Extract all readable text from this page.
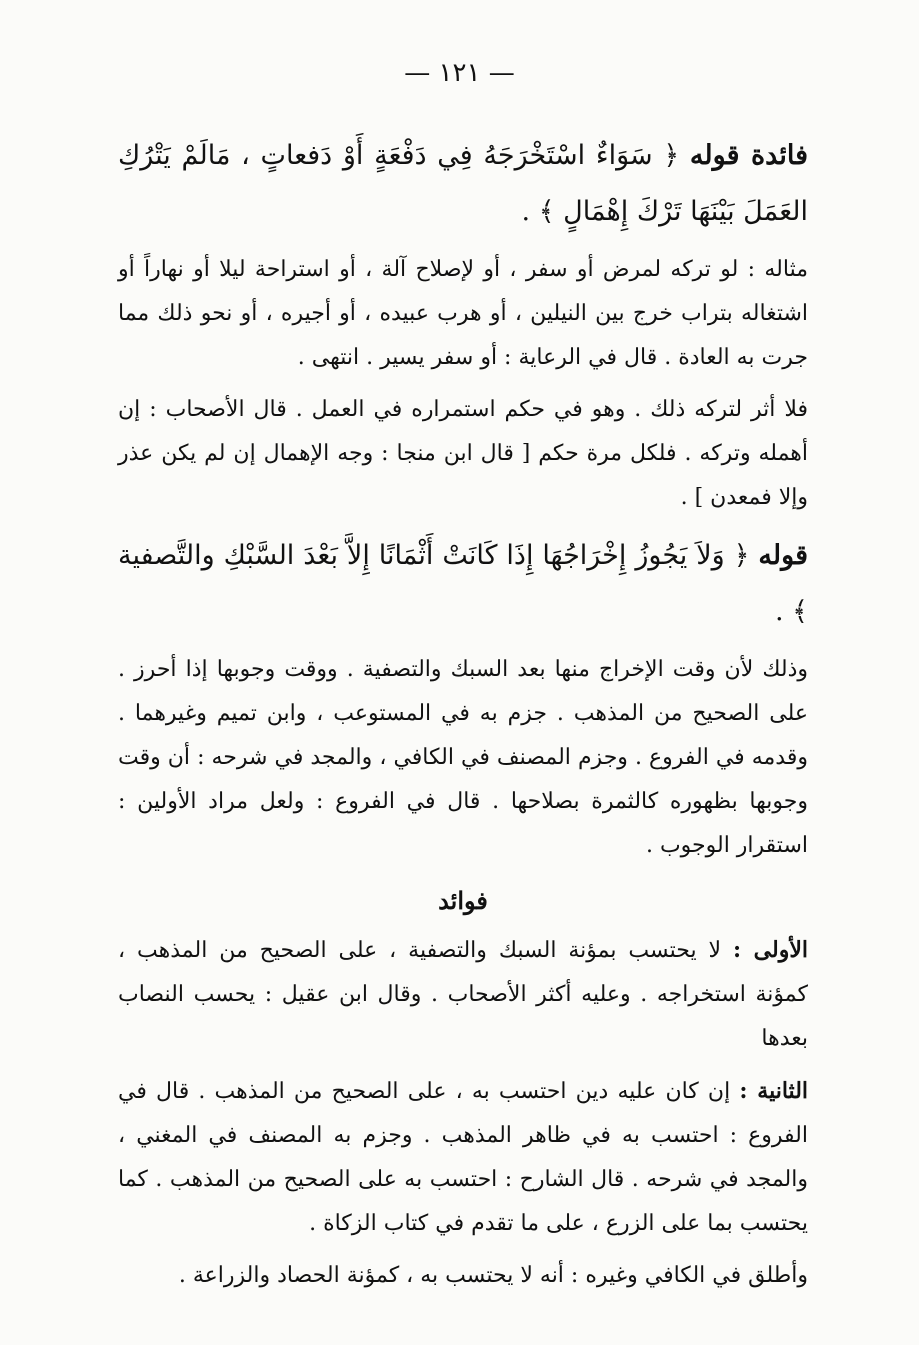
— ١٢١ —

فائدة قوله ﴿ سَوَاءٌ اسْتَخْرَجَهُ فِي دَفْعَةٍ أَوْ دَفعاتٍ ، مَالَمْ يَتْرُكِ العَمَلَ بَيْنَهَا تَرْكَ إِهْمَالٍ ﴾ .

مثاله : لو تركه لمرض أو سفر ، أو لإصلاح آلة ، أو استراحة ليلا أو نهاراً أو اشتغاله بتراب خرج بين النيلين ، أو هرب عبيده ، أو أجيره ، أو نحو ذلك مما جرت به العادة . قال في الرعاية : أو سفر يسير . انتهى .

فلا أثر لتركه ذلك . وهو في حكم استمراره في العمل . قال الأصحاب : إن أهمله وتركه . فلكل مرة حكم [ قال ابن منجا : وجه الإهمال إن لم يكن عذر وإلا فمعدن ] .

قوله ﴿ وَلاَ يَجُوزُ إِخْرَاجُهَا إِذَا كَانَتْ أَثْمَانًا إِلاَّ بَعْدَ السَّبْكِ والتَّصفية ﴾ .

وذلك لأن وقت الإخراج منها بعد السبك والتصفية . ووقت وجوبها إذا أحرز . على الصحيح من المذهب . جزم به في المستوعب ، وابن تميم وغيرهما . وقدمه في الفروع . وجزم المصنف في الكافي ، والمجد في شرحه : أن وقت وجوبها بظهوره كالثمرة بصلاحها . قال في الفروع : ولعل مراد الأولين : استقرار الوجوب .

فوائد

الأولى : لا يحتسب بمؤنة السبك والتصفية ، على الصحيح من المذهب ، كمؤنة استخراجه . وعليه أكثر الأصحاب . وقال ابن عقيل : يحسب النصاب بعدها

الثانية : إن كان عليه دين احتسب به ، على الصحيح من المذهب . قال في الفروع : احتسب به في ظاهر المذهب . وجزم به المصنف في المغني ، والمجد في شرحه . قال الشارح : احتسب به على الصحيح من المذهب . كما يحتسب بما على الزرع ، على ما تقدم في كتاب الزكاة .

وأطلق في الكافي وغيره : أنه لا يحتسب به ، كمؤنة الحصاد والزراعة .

------

Copy every line in the entries above that has the string "والتصفية" in it.

وذلك لأن وقت الإخراج منها بعد السبك والتصفية . ووقت وجوبها إذا أحرز . على الصحيح من المذهب . جزم به في المستوعب ، وابن تميم وغيرهما . وقدمه في الفروع . وجزم المصنف في الكافي ، والمجد في شرحه : أن وقت وجوبها بظهوره كالثمرة بصلاحها . قال في الفروع : ولعل مراد الأولين : استقرار الوجوب .
الأولى : لا يحتسب بمؤنة السبك والتصفية ، على الصحيح من المذهب ، كمؤنة استخراجه . وعليه أكثر الأصحاب . وقال ابن عقيل : يحسب النصاب بعدها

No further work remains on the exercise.